- **AIM**
Output every line of the material exactly, omitting images.
===== DATASET ROWS
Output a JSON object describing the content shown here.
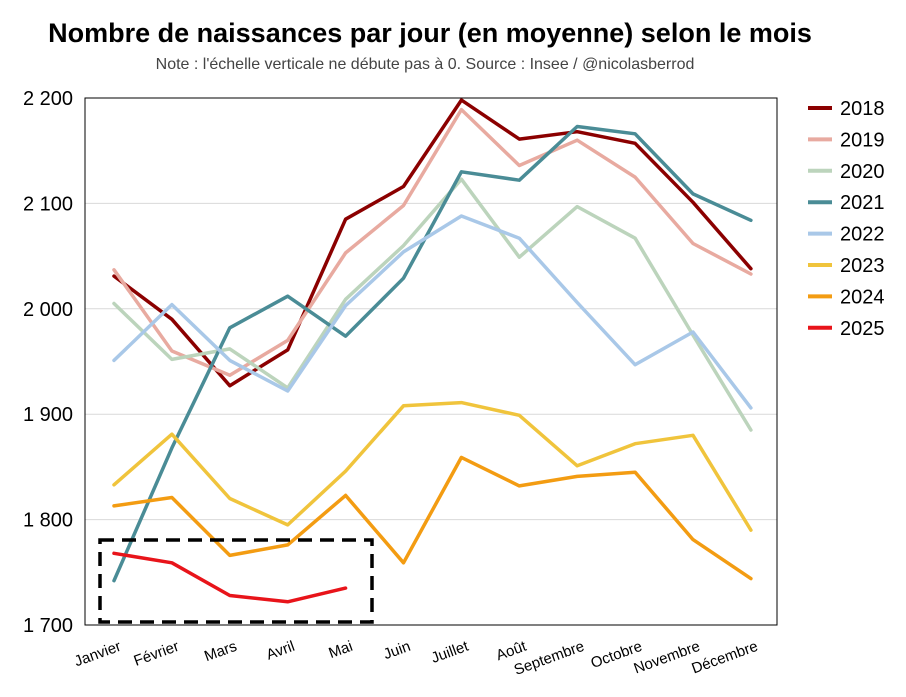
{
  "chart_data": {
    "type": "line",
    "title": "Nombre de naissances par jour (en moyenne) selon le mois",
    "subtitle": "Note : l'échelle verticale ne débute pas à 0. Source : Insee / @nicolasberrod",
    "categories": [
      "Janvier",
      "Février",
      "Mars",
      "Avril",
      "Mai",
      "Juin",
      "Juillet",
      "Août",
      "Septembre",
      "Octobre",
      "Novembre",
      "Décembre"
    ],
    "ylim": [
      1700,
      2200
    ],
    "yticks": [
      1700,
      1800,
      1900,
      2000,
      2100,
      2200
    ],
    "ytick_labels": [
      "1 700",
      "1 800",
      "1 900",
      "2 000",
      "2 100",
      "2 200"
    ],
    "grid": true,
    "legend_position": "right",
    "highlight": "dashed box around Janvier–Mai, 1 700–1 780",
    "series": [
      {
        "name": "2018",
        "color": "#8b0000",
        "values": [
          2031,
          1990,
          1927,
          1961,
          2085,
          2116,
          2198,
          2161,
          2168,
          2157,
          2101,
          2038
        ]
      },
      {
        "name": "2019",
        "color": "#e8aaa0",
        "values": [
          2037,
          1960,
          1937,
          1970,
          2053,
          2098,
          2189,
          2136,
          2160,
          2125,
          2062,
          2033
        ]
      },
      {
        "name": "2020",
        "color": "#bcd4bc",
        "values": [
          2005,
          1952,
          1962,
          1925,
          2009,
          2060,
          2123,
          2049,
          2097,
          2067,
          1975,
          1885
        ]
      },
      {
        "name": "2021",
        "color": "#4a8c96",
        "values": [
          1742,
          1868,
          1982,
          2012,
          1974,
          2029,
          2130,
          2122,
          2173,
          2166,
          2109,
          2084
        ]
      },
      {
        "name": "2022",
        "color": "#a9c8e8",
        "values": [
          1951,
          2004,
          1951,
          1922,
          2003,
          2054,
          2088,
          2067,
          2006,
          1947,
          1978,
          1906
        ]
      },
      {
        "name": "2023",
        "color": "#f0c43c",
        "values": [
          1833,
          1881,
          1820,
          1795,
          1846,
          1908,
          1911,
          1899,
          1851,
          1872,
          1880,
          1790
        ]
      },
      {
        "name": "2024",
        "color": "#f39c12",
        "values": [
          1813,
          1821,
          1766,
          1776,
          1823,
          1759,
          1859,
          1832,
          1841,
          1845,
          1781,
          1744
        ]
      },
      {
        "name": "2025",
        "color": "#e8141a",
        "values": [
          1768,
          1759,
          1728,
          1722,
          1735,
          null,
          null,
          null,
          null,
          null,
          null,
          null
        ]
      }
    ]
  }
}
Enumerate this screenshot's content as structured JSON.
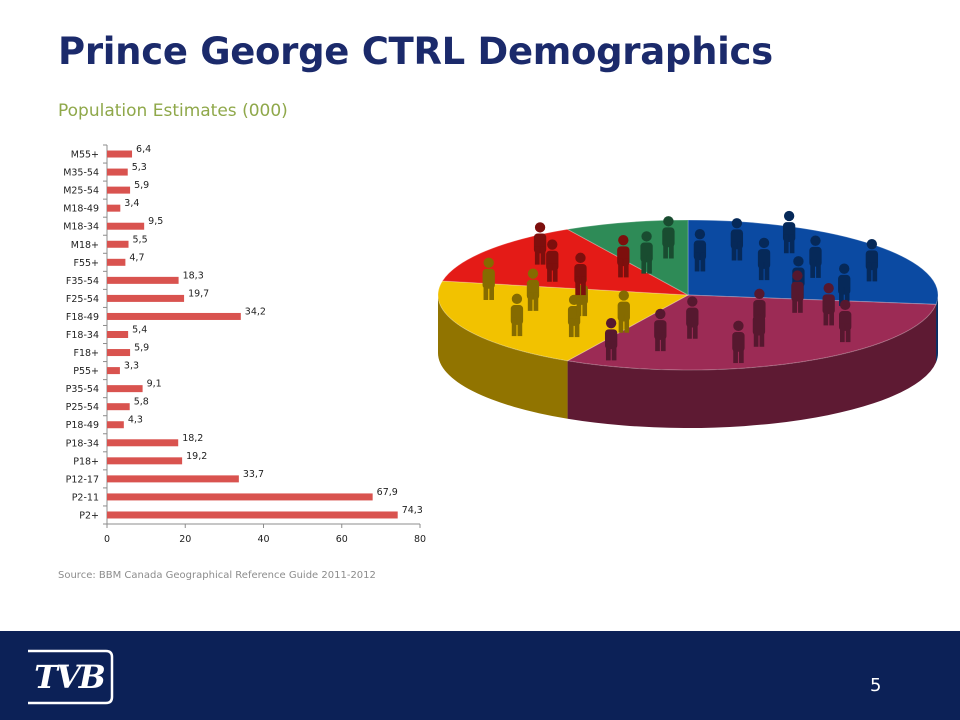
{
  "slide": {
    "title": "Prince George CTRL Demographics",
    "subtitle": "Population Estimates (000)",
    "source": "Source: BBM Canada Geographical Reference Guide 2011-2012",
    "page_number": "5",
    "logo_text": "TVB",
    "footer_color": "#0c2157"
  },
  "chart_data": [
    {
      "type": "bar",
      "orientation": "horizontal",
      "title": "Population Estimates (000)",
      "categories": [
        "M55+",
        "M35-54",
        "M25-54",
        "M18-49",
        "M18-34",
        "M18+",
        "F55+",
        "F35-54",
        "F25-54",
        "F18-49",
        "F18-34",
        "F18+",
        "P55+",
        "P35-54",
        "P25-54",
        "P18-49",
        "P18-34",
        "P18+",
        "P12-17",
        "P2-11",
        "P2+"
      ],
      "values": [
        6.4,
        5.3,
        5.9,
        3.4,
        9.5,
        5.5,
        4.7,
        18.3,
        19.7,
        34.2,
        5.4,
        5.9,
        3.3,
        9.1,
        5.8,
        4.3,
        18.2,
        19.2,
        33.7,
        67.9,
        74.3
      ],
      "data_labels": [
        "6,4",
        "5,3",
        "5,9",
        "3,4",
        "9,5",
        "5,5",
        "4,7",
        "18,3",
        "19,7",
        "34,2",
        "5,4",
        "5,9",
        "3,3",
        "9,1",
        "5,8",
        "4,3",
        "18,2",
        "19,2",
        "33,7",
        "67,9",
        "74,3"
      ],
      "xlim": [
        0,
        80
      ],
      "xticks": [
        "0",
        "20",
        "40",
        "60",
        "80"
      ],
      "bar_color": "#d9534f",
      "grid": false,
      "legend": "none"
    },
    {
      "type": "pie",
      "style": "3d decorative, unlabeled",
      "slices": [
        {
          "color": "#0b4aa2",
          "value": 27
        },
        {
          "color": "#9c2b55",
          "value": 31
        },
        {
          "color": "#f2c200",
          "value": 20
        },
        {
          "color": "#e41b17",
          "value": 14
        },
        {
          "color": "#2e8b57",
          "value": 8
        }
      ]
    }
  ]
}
==========
- **OUTPUT**
Output a JSON object describing the content shown here.
{
  "chart_data": {
    "type": "line",
    "title": "Nombre de naissances par jour (en moyenne) selon le mois",
    "subtitle": "Note : l'échelle verticale ne débute pas à 0. Source : Insee / @nicolasberrod",
    "categories": [
      "Janvier",
      "Février",
      "Mars",
      "Avril",
      "Mai",
      "Juin",
      "Juillet",
      "Août",
      "Septembre",
      "Octobre",
      "Novembre",
      "Décembre"
    ],
    "ylim": [
      1700,
      2200
    ],
    "yticks": [
      1700,
      1800,
      1900,
      2000,
      2100,
      2200
    ],
    "ytick_labels": [
      "1 700",
      "1 800",
      "1 900",
      "2 000",
      "2 100",
      "2 200"
    ],
    "grid": true,
    "legend_position": "right",
    "highlight": "dashed box around Janvier–Mai, 1 700–1 780",
    "series": [
      {
        "name": "2018",
        "color": "#8b0000",
        "values": [
          2031,
          1990,
          1927,
          1961,
          2085,
          2116,
          2198,
          2161,
          2168,
          2157,
          2101,
          2038
        ]
      },
      {
        "name": "2019",
        "color": "#e8aaa0",
        "values": [
          2037,
          1960,
          1937,
          1970,
          2053,
          2098,
          2189,
          2136,
          2160,
          2125,
          2062,
          2033
        ]
      },
      {
        "name": "2020",
        "color": "#bcd4bc",
        "values": [
          2005,
          1952,
          1962,
          1925,
          2009,
          2060,
          2123,
          2049,
          2097,
          2067,
          1975,
          1885
        ]
      },
      {
        "name": "2021",
        "color": "#4a8c96",
        "values": [
          1742,
          1868,
          1982,
          2012,
          1974,
          2029,
          2130,
          2122,
          2173,
          2166,
          2109,
          2084
        ]
      },
      {
        "name": "2022",
        "color": "#a9c8e8",
        "values": [
          1951,
          2004,
          1951,
          1922,
          2003,
          2054,
          2088,
          2067,
          2006,
          1947,
          1978,
          1906
        ]
      },
      {
        "name": "2023",
        "color": "#f0c43c",
        "values": [
          1833,
          1881,
          1820,
          1795,
          1846,
          1908,
          1911,
          1899,
          1851,
          1872,
          1880,
          1790
        ]
      },
      {
        "name": "2024",
        "color": "#f39c12",
        "values": [
          1813,
          1821,
          1766,
          1776,
          1823,
          1759,
          1859,
          1832,
          1841,
          1845,
          1781,
          1744
        ]
      },
      {
        "name": "2025",
        "color": "#e8141a",
        "values": [
          1768,
          1759,
          1728,
          1722,
          1735,
          null,
          null,
          null,
          null,
          null,
          null,
          null
        ]
      }
    ]
  }
}
Enumerate this screenshot's content as structured JSON.
{
  "slide": {
    "title": "Prince George CTRL Demographics",
    "subtitle": "Population Estimates (000)",
    "source": "Source: BBM Canada Geographical Reference Guide 2011-2012",
    "page_number": "5",
    "logo_text": "TVB",
    "footer_color": "#0c2157"
  },
  "chart_data": [
    {
      "type": "bar",
      "orientation": "horizontal",
      "title": "Population Estimates (000)",
      "categories": [
        "M55+",
        "M35-54",
        "M25-54",
        "M18-49",
        "M18-34",
        "M18+",
        "F55+",
        "F35-54",
        "F25-54",
        "F18-49",
        "F18-34",
        "F18+",
        "P55+",
        "P35-54",
        "P25-54",
        "P18-49",
        "P18-34",
        "P18+",
        "P12-17",
        "P2-11",
        "P2+"
      ],
      "values": [
        6.4,
        5.3,
        5.9,
        3.4,
        9.5,
        5.5,
        4.7,
        18.3,
        19.7,
        34.2,
        5.4,
        5.9,
        3.3,
        9.1,
        5.8,
        4.3,
        18.2,
        19.2,
        33.7,
        67.9,
        74.3
      ],
      "data_labels": [
        "6,4",
        "5,3",
        "5,9",
        "3,4",
        "9,5",
        "5,5",
        "4,7",
        "18,3",
        "19,7",
        "34,2",
        "5,4",
        "5,9",
        "3,3",
        "9,1",
        "5,8",
        "4,3",
        "18,2",
        "19,2",
        "33,7",
        "67,9",
        "74,3"
      ],
      "xlim": [
        0,
        80
      ],
      "xticks": [
        "0",
        "20",
        "40",
        "60",
        "80"
      ],
      "bar_color": "#d9534f",
      "grid": false,
      "legend": "none"
    },
    {
      "type": "pie",
      "style": "3d decorative, unlabeled",
      "slices": [
        {
          "color": "#0b4aa2",
          "value": 27
        },
        {
          "color": "#9c2b55",
          "value": 31
        },
        {
          "color": "#f2c200",
          "value": 20
        },
        {
          "color": "#e41b17",
          "value": 14
        },
        {
          "color": "#2e8b57",
          "value": 8
        }
      ]
    }
  ]
}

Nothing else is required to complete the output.